## Data in this exercise
────────
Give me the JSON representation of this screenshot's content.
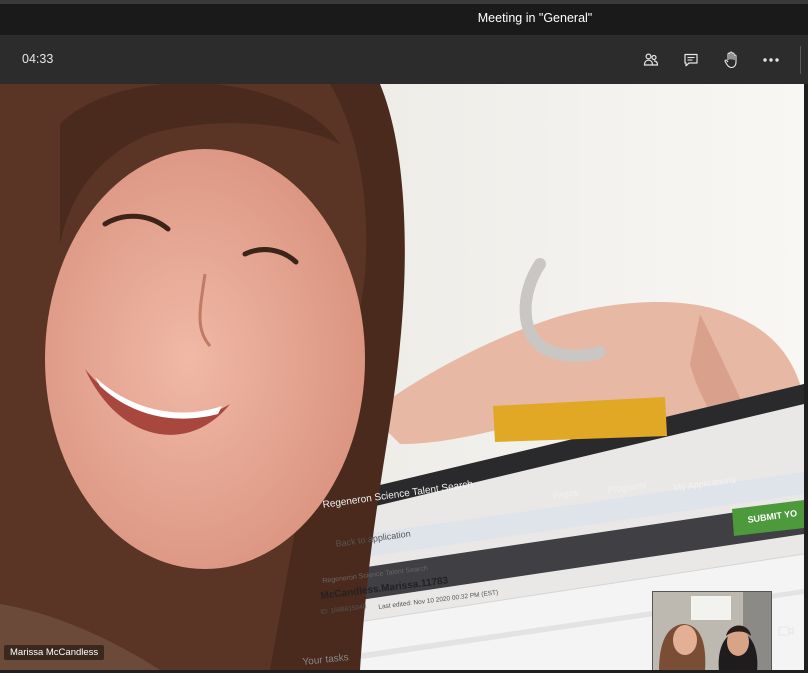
{
  "window": {
    "title": "Meeting in \"General\""
  },
  "meeting": {
    "elapsed": "04:33"
  },
  "toolbar": {
    "participants_icon": "participants-icon",
    "chat_icon": "chat-icon",
    "raise_hand_icon": "raise-hand-icon",
    "more_icon": "more-options-icon"
  },
  "video": {
    "speaker_name": "Marissa McCandless",
    "laptop_screen": {
      "site_title": "Regeneron Science Talent Search",
      "nav_items": [
        "Pages",
        "Programs",
        "My Applications"
      ],
      "submit_label": "SUBMIT YO",
      "back_link": "Back to application",
      "breadcrumb": "Regeneron Science Talent Search",
      "application_name": "McCandless.Marissa.11783",
      "id_label": "ID: 1668815048",
      "last_edited": "Last edited: Nov 10 2020 00:32 PM (EST)",
      "section_heading": "Your tasks"
    }
  },
  "self_view": {
    "camera_switch_icon": "switch-camera-icon"
  },
  "colors": {
    "title_bar": "#1b1a1a",
    "control_bar": "#2d2c2c",
    "submit_green": "#4c9a3c",
    "sticky_note": "#e0a825"
  }
}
────────
## What the exercise asks
Quote all the records verbatim, dropping any pictures from your copy.

## Reply to the task
Give me the JSON representation of this screenshot's content.
{
  "window": {
    "title": "Meeting in \"General\""
  },
  "meeting": {
    "elapsed": "04:33"
  },
  "toolbar": {
    "participants_icon": "participants-icon",
    "chat_icon": "chat-icon",
    "raise_hand_icon": "raise-hand-icon",
    "more_icon": "more-options-icon"
  },
  "video": {
    "speaker_name": "Marissa McCandless",
    "laptop_screen": {
      "site_title": "Regeneron Science Talent Search",
      "nav_items": [
        "Pages",
        "Programs",
        "My Applications"
      ],
      "submit_label": "SUBMIT YO",
      "back_link": "Back to application",
      "breadcrumb": "Regeneron Science Talent Search",
      "application_name": "McCandless.Marissa.11783",
      "id_label": "ID: 1668815048",
      "last_edited": "Last edited: Nov 10 2020 00:32 PM (EST)",
      "section_heading": "Your tasks"
    }
  },
  "self_view": {
    "camera_switch_icon": "switch-camera-icon"
  },
  "colors": {
    "title_bar": "#1b1a1a",
    "control_bar": "#2d2c2c",
    "submit_green": "#4c9a3c",
    "sticky_note": "#e0a825"
  }
}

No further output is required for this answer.